What is being asked:
Give an exact transcription of every line, dropping the images.

Given entries:
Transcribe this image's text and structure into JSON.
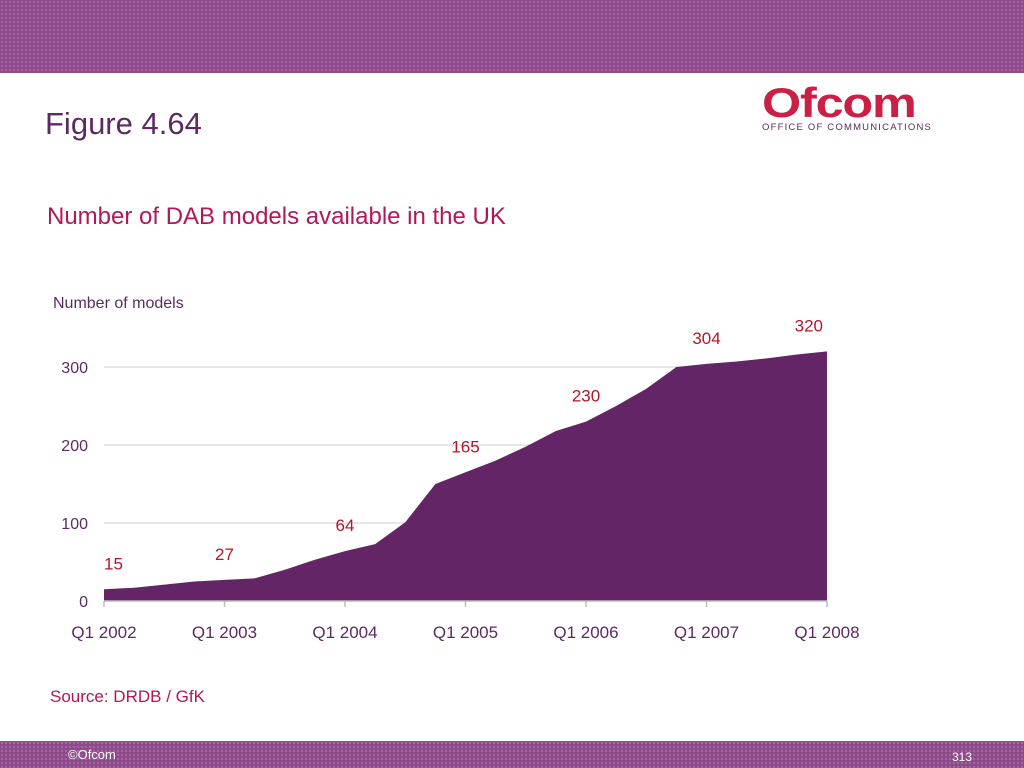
{
  "header": {
    "figure_label": "Figure 4.64",
    "logo_text": "Ofcom",
    "logo_subtext": "OFFICE OF COMMUNICATIONS"
  },
  "footer": {
    "source": "Source: DRDB / GfK",
    "copyright": "©Ofcom",
    "page_number": "313"
  },
  "colors": {
    "band": "#8e4a8a",
    "area_fill": "#632566",
    "title": "#b0185a",
    "data_label": "#b3162a"
  },
  "chart_data": {
    "type": "area",
    "title": "Number of DAB models available in the UK",
    "ylabel": "Number of models",
    "xlabel": "",
    "ylim": [
      0,
      300
    ],
    "yticks": [
      0,
      100,
      200,
      300
    ],
    "x_ticks": [
      "Q1 2002",
      "Q1 2003",
      "Q1 2004",
      "Q1 2005",
      "Q1 2006",
      "Q1 2007",
      "Q1 2008"
    ],
    "x_range": [
      0,
      24
    ],
    "series": [
      {
        "values": [
          {
            "x": 0,
            "y": 15
          },
          {
            "x": 1,
            "y": 17
          },
          {
            "x": 2,
            "y": 21
          },
          {
            "x": 3,
            "y": 25
          },
          {
            "x": 4,
            "y": 27
          },
          {
            "x": 5,
            "y": 29
          },
          {
            "x": 6,
            "y": 40
          },
          {
            "x": 7,
            "y": 53
          },
          {
            "x": 8,
            "y": 64
          },
          {
            "x": 9,
            "y": 73
          },
          {
            "x": 10,
            "y": 101
          },
          {
            "x": 11,
            "y": 150
          },
          {
            "x": 12,
            "y": 165
          },
          {
            "x": 13,
            "y": 180
          },
          {
            "x": 14,
            "y": 198
          },
          {
            "x": 15,
            "y": 218
          },
          {
            "x": 16,
            "y": 230
          },
          {
            "x": 17,
            "y": 250
          },
          {
            "x": 18,
            "y": 272
          },
          {
            "x": 19,
            "y": 300
          },
          {
            "x": 20,
            "y": 304
          },
          {
            "x": 21,
            "y": 307
          },
          {
            "x": 22,
            "y": 311
          },
          {
            "x": 23,
            "y": 316
          },
          {
            "x": 24,
            "y": 320
          }
        ]
      }
    ],
    "data_labels": [
      {
        "x": 0,
        "y": 15,
        "text": "15"
      },
      {
        "x": 4,
        "y": 27,
        "text": "27"
      },
      {
        "x": 8,
        "y": 64,
        "text": "64"
      },
      {
        "x": 12,
        "y": 165,
        "text": "165"
      },
      {
        "x": 16,
        "y": 230,
        "text": "230"
      },
      {
        "x": 20,
        "y": 304,
        "text": "304"
      },
      {
        "x": 24,
        "y": 320,
        "text": "320"
      }
    ],
    "grid": true,
    "legend": "none"
  }
}
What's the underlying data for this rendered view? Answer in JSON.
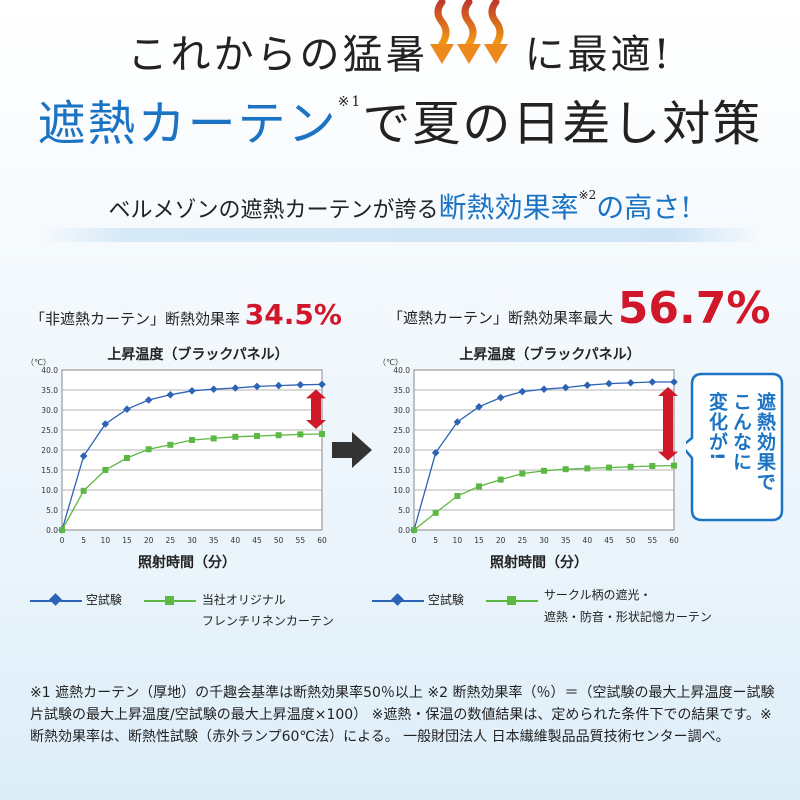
{
  "headline": {
    "line1_left": "これからの猛暑",
    "line1_right": "に最適!",
    "line2_blue": "遮熱カーテン",
    "line2_mark": "※1",
    "line2_dark": "で夏の日差し対策"
  },
  "subline": {
    "prefix": "ベルメゾンの遮熱カーテンが誇る",
    "highlight": "断熱効果率",
    "mark": "※2",
    "suffix": "の高さ!"
  },
  "chart_data": [
    {
      "type": "line",
      "label": "「非遮熱カーテン」断熱効果率",
      "efficiency": "34.5%",
      "title": "上昇温度（ブラックパネル）",
      "unit": "（℃）",
      "xlabel": "照射時間（分）",
      "x": [
        0,
        5,
        10,
        15,
        20,
        25,
        30,
        35,
        40,
        45,
        50,
        55,
        60
      ],
      "yticks": [
        "0.0",
        "5.0",
        "10.0",
        "15.0",
        "20.0",
        "25.0",
        "30.0",
        "35.0",
        "40.0"
      ],
      "ylim": [
        0,
        40
      ],
      "grid": true,
      "series": [
        {
          "name": "空試験",
          "color": "#2d63b5",
          "marker": "diamond",
          "values": [
            0,
            18.5,
            26.5,
            30.2,
            32.5,
            33.8,
            34.8,
            35.2,
            35.5,
            35.9,
            36.1,
            36.3,
            36.4
          ]
        },
        {
          "name": "当社オリジナル\nフレンチリネンカーテン",
          "color": "#5db843",
          "marker": "square",
          "values": [
            0,
            9.8,
            15,
            18,
            20.2,
            21.3,
            22.5,
            22.9,
            23.3,
            23.5,
            23.7,
            23.9,
            24.0
          ]
        }
      ]
    },
    {
      "type": "line",
      "label": "「遮熱カーテン」断熱効果率最大",
      "efficiency": "56.7%",
      "title": "上昇温度（ブラックパネル）",
      "unit": "（℃）",
      "xlabel": "照射時間（分）",
      "x": [
        0,
        5,
        10,
        15,
        20,
        25,
        30,
        35,
        40,
        45,
        50,
        55,
        60
      ],
      "yticks": [
        "0.0",
        "5.0",
        "10.0",
        "15.0",
        "20.0",
        "25.0",
        "30.0",
        "35.0",
        "40.0"
      ],
      "ylim": [
        0,
        40
      ],
      "grid": true,
      "series": [
        {
          "name": "空試験",
          "color": "#2d63b5",
          "marker": "diamond",
          "values": [
            0,
            19.3,
            27,
            30.8,
            33.1,
            34.6,
            35.2,
            35.6,
            36.2,
            36.6,
            36.8,
            37.0,
            37.0
          ]
        },
        {
          "name": "サークル柄の遮光・\n遮熱・防音・形状記憶カーテン",
          "color": "#5db843",
          "marker": "square",
          "values": [
            0,
            4.3,
            8.5,
            10.9,
            12.6,
            14.1,
            14.8,
            15.2,
            15.4,
            15.6,
            15.8,
            16.0,
            16.1
          ]
        }
      ]
    }
  ],
  "callout": {
    "col1": "遮熱効果で",
    "col2": "こんなに",
    "col3": "変化が!"
  },
  "footnote": "※1 遮熱カーテン（厚地）の千趣会基準は断熱効果率50％以上 ※2 断熱効果率（％）＝（空試験の最大上昇温度ー試験片試験の最大上昇温度/空試験の最大上昇温度×100） ※遮熱・保温の数値結果は、定められた条件下での結果です。※断熱効果率は、断熱性試験（赤外ランプ60℃法）による。 一般財団法人 日本繊維製品品質技術センター調べ。",
  "colors": {
    "accent": "#1a73c3",
    "red": "#d0182a",
    "blue_series": "#2d63b5",
    "green_series": "#5db843"
  }
}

Solution:
Transcribe this image's text and structure into JSON.
{
  "header": {
    "figure_label": "Figure 4.64",
    "logo_text": "Ofcom",
    "logo_subtext": "OFFICE OF COMMUNICATIONS"
  },
  "footer": {
    "source": "Source: DRDB / GfK",
    "copyright": "©Ofcom",
    "page_number": "313"
  },
  "colors": {
    "band": "#8e4a8a",
    "area_fill": "#632566",
    "title": "#b0185a",
    "data_label": "#b3162a"
  },
  "chart_data": {
    "type": "area",
    "title": "Number of DAB models available in the UK",
    "ylabel": "Number of models",
    "xlabel": "",
    "ylim": [
      0,
      300
    ],
    "yticks": [
      0,
      100,
      200,
      300
    ],
    "x_ticks": [
      "Q1 2002",
      "Q1 2003",
      "Q1 2004",
      "Q1 2005",
      "Q1 2006",
      "Q1 2007",
      "Q1 2008"
    ],
    "x_range": [
      0,
      24
    ],
    "series": [
      {
        "values": [
          {
            "x": 0,
            "y": 15
          },
          {
            "x": 1,
            "y": 17
          },
          {
            "x": 2,
            "y": 21
          },
          {
            "x": 3,
            "y": 25
          },
          {
            "x": 4,
            "y": 27
          },
          {
            "x": 5,
            "y": 29
          },
          {
            "x": 6,
            "y": 40
          },
          {
            "x": 7,
            "y": 53
          },
          {
            "x": 8,
            "y": 64
          },
          {
            "x": 9,
            "y": 73
          },
          {
            "x": 10,
            "y": 101
          },
          {
            "x": 11,
            "y": 150
          },
          {
            "x": 12,
            "y": 165
          },
          {
            "x": 13,
            "y": 180
          },
          {
            "x": 14,
            "y": 198
          },
          {
            "x": 15,
            "y": 218
          },
          {
            "x": 16,
            "y": 230
          },
          {
            "x": 17,
            "y": 250
          },
          {
            "x": 18,
            "y": 272
          },
          {
            "x": 19,
            "y": 300
          },
          {
            "x": 20,
            "y": 304
          },
          {
            "x": 21,
            "y": 307
          },
          {
            "x": 22,
            "y": 311
          },
          {
            "x": 23,
            "y": 316
          },
          {
            "x": 24,
            "y": 320
          }
        ]
      }
    ],
    "data_labels": [
      {
        "x": 0,
        "y": 15,
        "text": "15"
      },
      {
        "x": 4,
        "y": 27,
        "text": "27"
      },
      {
        "x": 8,
        "y": 64,
        "text": "64"
      },
      {
        "x": 12,
        "y": 165,
        "text": "165"
      },
      {
        "x": 16,
        "y": 230,
        "text": "230"
      },
      {
        "x": 20,
        "y": 304,
        "text": "304"
      },
      {
        "x": 24,
        "y": 320,
        "text": "320"
      }
    ],
    "grid": true,
    "legend": "none"
  }
}
What's the underlying data for this rendered view? Answer in JSON.
{
  "headline": {
    "line1_left": "これからの猛暑",
    "line1_right": "に最適!",
    "line2_blue": "遮熱カーテン",
    "line2_mark": "※1",
    "line2_dark": "で夏の日差し対策"
  },
  "subline": {
    "prefix": "ベルメゾンの遮熱カーテンが誇る",
    "highlight": "断熱効果率",
    "mark": "※2",
    "suffix": "の高さ!"
  },
  "chart_data": [
    {
      "type": "line",
      "label": "「非遮熱カーテン」断熱効果率",
      "efficiency": "34.5%",
      "title": "上昇温度（ブラックパネル）",
      "unit": "（℃）",
      "xlabel": "照射時間（分）",
      "x": [
        0,
        5,
        10,
        15,
        20,
        25,
        30,
        35,
        40,
        45,
        50,
        55,
        60
      ],
      "yticks": [
        "0.0",
        "5.0",
        "10.0",
        "15.0",
        "20.0",
        "25.0",
        "30.0",
        "35.0",
        "40.0"
      ],
      "ylim": [
        0,
        40
      ],
      "grid": true,
      "series": [
        {
          "name": "空試験",
          "color": "#2d63b5",
          "marker": "diamond",
          "values": [
            0,
            18.5,
            26.5,
            30.2,
            32.5,
            33.8,
            34.8,
            35.2,
            35.5,
            35.9,
            36.1,
            36.3,
            36.4
          ]
        },
        {
          "name": "当社オリジナル\nフレンチリネンカーテン",
          "color": "#5db843",
          "marker": "square",
          "values": [
            0,
            9.8,
            15,
            18,
            20.2,
            21.3,
            22.5,
            22.9,
            23.3,
            23.5,
            23.7,
            23.9,
            24.0
          ]
        }
      ]
    },
    {
      "type": "line",
      "label": "「遮熱カーテン」断熱効果率最大",
      "efficiency": "56.7%",
      "title": "上昇温度（ブラックパネル）",
      "unit": "（℃）",
      "xlabel": "照射時間（分）",
      "x": [
        0,
        5,
        10,
        15,
        20,
        25,
        30,
        35,
        40,
        45,
        50,
        55,
        60
      ],
      "yticks": [
        "0.0",
        "5.0",
        "10.0",
        "15.0",
        "20.0",
        "25.0",
        "30.0",
        "35.0",
        "40.0"
      ],
      "ylim": [
        0,
        40
      ],
      "grid": true,
      "series": [
        {
          "name": "空試験",
          "color": "#2d63b5",
          "marker": "diamond",
          "values": [
            0,
            19.3,
            27,
            30.8,
            33.1,
            34.6,
            35.2,
            35.6,
            36.2,
            36.6,
            36.8,
            37.0,
            37.0
          ]
        },
        {
          "name": "サークル柄の遮光・\n遮熱・防音・形状記憶カーテン",
          "color": "#5db843",
          "marker": "square",
          "values": [
            0,
            4.3,
            8.5,
            10.9,
            12.6,
            14.1,
            14.8,
            15.2,
            15.4,
            15.6,
            15.8,
            16.0,
            16.1
          ]
        }
      ]
    }
  ],
  "callout": {
    "col1": "遮熱効果で",
    "col2": "こんなに",
    "col3": "変化が!"
  },
  "footnote": "※1 遮熱カーテン（厚地）の千趣会基準は断熱効果率50％以上 ※2 断熱効果率（％）＝（空試験の最大上昇温度ー試験片試験の最大上昇温度/空試験の最大上昇温度×100） ※遮熱・保温の数値結果は、定められた条件下での結果です。※断熱効果率は、断熱性試験（赤外ランプ60℃法）による。 一般財団法人 日本繊維製品品質技術センター調べ。",
  "colors": {
    "accent": "#1a73c3",
    "red": "#d0182a",
    "blue_series": "#2d63b5",
    "green_series": "#5db843"
  }
}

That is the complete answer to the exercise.